- **Task prompt**:
In the data below, find every line with the string "voltage" and pull it out.
— Start Data supplied —
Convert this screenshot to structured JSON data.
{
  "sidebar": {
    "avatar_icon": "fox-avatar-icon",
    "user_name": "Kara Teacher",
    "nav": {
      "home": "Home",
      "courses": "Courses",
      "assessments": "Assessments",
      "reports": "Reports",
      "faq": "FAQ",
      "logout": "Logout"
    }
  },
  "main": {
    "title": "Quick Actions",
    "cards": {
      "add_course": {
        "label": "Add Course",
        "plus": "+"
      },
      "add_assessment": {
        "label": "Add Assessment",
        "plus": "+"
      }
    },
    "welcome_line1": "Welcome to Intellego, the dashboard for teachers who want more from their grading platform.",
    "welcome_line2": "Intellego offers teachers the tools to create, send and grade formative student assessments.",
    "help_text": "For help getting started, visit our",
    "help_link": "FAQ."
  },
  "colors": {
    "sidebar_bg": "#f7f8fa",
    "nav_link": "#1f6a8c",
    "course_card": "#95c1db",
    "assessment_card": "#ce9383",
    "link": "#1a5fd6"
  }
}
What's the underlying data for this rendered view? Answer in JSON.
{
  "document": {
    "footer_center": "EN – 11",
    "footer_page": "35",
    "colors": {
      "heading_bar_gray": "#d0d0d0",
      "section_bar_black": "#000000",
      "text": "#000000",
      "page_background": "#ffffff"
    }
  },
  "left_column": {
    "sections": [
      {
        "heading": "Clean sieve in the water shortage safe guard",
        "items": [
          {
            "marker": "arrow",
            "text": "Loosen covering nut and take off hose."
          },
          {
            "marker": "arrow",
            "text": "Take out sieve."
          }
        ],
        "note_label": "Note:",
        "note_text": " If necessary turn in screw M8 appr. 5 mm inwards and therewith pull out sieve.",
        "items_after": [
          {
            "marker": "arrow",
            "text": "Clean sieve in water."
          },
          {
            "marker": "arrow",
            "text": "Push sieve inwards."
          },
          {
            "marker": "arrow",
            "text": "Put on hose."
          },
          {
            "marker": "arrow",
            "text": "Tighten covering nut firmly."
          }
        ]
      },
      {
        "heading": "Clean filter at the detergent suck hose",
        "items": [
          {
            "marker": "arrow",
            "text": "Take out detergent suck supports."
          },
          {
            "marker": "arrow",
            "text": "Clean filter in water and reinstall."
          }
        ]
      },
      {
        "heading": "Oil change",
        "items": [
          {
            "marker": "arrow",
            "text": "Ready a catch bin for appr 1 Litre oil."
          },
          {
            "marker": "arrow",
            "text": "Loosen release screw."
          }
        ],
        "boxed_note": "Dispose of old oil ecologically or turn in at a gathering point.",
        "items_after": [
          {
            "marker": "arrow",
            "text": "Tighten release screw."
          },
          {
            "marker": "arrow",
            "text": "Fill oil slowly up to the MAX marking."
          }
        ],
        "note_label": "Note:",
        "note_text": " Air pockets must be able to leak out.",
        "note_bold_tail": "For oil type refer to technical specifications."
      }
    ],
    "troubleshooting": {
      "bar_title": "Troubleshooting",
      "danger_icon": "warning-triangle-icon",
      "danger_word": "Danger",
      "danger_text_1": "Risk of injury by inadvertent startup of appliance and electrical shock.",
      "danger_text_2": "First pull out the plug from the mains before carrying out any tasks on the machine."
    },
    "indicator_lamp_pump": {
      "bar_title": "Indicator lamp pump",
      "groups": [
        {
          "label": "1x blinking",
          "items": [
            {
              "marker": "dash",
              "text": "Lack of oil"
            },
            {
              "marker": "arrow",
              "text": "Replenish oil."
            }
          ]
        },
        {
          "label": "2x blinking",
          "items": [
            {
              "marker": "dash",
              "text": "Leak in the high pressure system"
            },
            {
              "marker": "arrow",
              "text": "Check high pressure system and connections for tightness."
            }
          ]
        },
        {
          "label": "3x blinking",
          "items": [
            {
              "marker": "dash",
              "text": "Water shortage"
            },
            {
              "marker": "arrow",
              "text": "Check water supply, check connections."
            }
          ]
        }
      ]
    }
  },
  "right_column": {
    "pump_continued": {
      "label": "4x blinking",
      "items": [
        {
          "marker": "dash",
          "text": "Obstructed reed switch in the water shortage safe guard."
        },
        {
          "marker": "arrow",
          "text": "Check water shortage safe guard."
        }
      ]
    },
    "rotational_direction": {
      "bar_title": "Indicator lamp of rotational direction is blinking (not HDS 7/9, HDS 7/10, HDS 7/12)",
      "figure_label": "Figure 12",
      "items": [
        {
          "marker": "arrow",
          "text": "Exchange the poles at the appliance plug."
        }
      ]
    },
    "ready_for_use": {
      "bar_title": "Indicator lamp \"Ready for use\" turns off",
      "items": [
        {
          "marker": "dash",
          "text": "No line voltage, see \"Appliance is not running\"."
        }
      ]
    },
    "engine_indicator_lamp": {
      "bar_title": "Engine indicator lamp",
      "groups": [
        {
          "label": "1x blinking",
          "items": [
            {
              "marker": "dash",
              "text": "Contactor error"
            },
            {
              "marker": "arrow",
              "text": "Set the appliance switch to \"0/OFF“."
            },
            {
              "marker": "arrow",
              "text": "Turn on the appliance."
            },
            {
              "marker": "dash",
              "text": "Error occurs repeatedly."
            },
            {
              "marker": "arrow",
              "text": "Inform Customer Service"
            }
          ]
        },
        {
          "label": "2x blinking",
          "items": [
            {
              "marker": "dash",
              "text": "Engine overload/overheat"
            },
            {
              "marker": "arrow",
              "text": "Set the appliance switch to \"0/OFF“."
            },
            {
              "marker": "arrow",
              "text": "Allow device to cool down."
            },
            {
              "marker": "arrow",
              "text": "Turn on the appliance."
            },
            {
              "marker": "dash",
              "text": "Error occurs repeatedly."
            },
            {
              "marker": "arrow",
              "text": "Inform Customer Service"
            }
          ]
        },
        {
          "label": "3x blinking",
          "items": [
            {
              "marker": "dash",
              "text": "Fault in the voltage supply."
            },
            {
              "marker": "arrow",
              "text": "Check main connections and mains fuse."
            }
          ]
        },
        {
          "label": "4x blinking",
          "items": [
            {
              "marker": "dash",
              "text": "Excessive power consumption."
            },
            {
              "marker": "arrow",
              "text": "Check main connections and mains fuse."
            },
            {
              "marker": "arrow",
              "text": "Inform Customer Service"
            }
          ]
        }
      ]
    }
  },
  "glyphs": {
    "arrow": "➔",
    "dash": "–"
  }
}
— End Data supplied —
- **Finished answer**:
          "text": "No line voltage, see \"Appliance is not running\"."
              "text": "Fault in the voltage supply."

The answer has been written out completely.